* Passage shown:
◇ ◇ ◇ ◇

Backpropagation: Why doesn't error approach zero when it is multiplied by deriv of sigmoid?

I'm trying to implement backpropagation to my simple neural network which looks like this: 2 inputs, 2 hidden(sigmoid), 1 output(sigmoid) . But it doesn't seem to work properly.

import numpy as np

 # Set inputs and labels
 X = np.array([ [0, 1],
                [0, 1],
                [1, 0],
                [1, 0] ])

 Y = np.array([[0, 0, 1, 1]]).T

 # Make random always the same
 np.random.seed(1)
 # Initialize weights
 w_0 = 2 * np.random.rand(2, 2) - 1
 w_1 = 2 * np.random.rand(1, 2) - 1

 # Learning Rate
 lr = 0.1

 # Sigmoid Function/Derivative of Sigmoid Function
 def sigmoid(x, deriv=False):
     if(deriv==True):
         return x * (1 - x)
     return 1/(1 + np.exp(-x))

 # Neural network
 def network(x, y, w_0, w_1):
     inputs = np.array(x, ndmin=2).T
     label = np.array(y, ndmin=2).T

     # Forward Pass
     hidden = sigmoid(np.dot(w_0, inputs))
     output = sigmoid(np.dot(w_1, hidden))

     # Calculate error and delta
     error = label - output
     delta = error * sigmoid(output, True)

     hidden_error = np.dot(w_1.T, error)
     delta_hidden = error * sigmoid(hidden, True)

     # Update weight
     w_1 += np.dot(delta, hidden.T) * lr
     w_0 += np.dot(delta_hidden, record.T) * lr

     return error

 # Train
 for i in range(6000):
     for j in range(X.shape[0]):
         error = network(X[j], Y[j], w_0, w_1)

         if(i%1000==0):
             print(error)

When I print out my error I get: .

Which isn't right because it's not close to 0.

When I change delta to:

delta = error

It somehow works.

But why? Shouldn't we multiply an error by derivative of sigmoid function before we pass it further ?

Solution

I think, it should be

delta_hidden = hidden_error * sigmoid(hidden, True)

◇ ◇ ◇ ◇

* Information supplied:

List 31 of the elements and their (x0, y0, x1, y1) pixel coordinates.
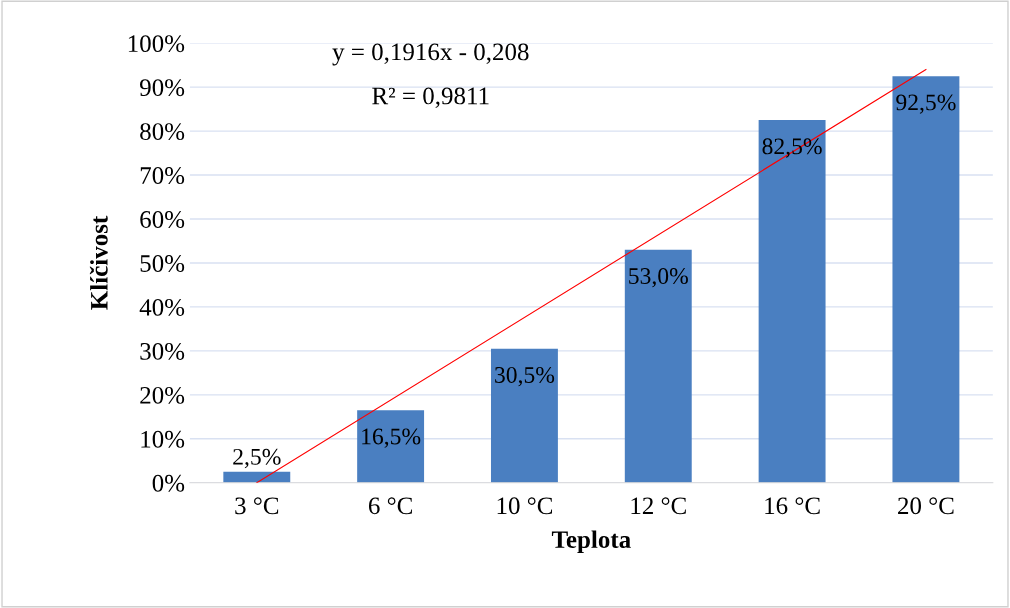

◇ ◇ ◇ ◇

* Exercises to complete:
1/ Answer these about the backpropagation thread:
(a) How many hidden units does the network have, and which activation do they use?
(b) What value is the learning rate set to?
(c) What line for delta_hidden does the Solution propose?
2/ Reproduce the backpropagation thread from "When I change" up to and including "hidden_error * sigmoid(hidden, True)".

* Task results:
1/
(a) Two hidden units, both using the sigmoid function.
(b) 0.1
(c) delta_hidden = hidden_error * sigmoid(hidden, True)

2/
When I change delta to:

delta = error

It somehow works.

But why? Shouldn't we multiply an error by derivative of sigmoid function before we pass it further ?

Solution

I think, it should be

delta_hidden = hidden_error * sigmoid(hidden, True)